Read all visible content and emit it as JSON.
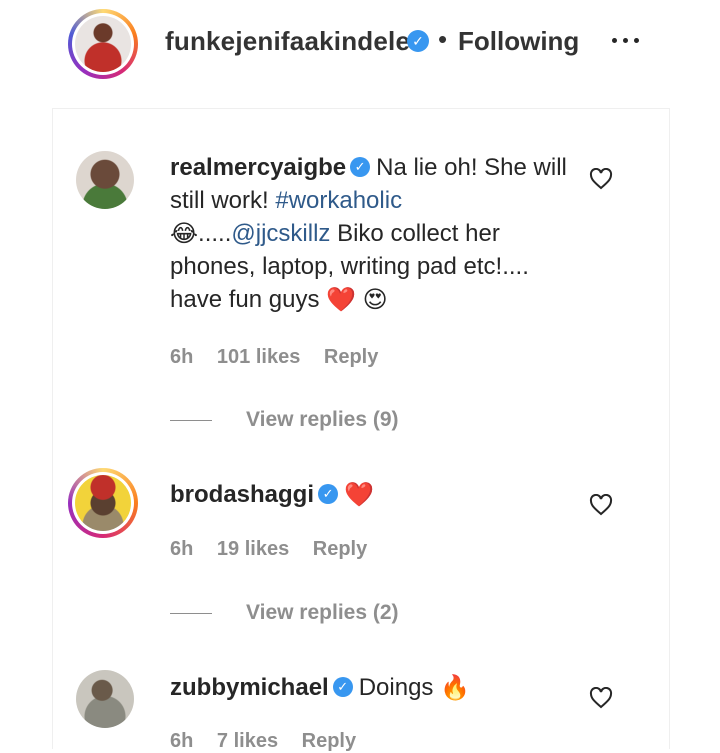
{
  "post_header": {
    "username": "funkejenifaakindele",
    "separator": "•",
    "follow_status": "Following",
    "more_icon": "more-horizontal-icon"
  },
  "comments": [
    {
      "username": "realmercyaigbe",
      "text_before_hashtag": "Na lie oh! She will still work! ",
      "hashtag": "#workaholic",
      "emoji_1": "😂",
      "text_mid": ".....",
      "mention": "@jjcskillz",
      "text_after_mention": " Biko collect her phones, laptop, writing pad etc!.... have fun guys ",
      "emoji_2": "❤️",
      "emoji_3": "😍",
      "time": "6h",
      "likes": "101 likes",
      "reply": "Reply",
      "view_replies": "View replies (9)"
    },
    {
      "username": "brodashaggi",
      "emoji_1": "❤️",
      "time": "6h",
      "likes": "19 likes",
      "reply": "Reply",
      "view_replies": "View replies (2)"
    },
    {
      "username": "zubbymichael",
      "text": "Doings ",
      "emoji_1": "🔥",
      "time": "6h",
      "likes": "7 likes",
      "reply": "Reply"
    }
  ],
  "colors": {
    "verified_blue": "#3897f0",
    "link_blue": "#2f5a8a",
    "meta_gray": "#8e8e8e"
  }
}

======

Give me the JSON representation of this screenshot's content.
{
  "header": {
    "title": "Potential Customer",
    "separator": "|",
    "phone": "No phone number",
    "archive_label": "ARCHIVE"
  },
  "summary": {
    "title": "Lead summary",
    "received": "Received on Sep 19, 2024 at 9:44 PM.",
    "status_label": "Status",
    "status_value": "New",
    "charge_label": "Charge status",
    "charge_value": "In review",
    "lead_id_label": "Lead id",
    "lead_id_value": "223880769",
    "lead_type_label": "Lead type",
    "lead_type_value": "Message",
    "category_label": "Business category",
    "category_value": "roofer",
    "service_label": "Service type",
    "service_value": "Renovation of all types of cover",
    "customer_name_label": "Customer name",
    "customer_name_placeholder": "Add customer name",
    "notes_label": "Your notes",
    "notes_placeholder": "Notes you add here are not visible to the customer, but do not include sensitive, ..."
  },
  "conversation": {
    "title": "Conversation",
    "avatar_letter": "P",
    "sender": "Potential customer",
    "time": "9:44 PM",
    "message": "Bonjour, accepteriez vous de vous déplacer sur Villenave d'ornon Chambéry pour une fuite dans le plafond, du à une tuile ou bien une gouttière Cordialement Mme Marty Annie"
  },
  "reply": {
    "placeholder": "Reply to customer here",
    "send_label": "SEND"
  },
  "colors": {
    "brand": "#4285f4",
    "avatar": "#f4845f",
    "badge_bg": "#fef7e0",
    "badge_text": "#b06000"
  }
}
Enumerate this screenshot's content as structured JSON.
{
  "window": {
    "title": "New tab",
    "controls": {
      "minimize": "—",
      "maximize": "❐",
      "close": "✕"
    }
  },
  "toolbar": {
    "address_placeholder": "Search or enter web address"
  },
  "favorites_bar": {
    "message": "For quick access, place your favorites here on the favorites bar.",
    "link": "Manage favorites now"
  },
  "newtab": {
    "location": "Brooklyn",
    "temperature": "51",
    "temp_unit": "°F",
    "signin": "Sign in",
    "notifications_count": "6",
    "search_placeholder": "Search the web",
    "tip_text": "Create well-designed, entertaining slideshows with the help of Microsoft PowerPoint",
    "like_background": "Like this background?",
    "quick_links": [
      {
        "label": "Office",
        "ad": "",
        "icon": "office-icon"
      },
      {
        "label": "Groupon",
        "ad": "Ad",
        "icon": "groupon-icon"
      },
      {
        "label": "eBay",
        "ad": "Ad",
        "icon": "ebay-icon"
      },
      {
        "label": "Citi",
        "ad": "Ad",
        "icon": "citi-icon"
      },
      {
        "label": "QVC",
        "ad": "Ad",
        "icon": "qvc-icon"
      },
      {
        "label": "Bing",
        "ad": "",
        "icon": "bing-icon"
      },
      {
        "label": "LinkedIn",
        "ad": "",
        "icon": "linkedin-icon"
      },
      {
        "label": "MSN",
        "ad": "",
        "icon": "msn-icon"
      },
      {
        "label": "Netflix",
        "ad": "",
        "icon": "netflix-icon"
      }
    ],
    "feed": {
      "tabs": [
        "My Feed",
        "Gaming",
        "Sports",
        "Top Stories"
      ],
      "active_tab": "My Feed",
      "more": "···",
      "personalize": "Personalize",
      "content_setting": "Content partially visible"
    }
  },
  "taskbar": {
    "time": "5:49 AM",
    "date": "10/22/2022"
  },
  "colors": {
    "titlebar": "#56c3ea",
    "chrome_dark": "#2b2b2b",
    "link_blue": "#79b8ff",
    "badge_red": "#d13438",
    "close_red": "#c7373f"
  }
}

======

§ DIRECTIONS FOR THIS TASK:
Go through the records above, find every line with the word "username", and list those lines.

§ OUTPUT BELOW:
    "username": "funkejenifaakindele",
      "username": "realmercyaigbe",
      "username": "brodashaggi",
      "username": "zubbymichael",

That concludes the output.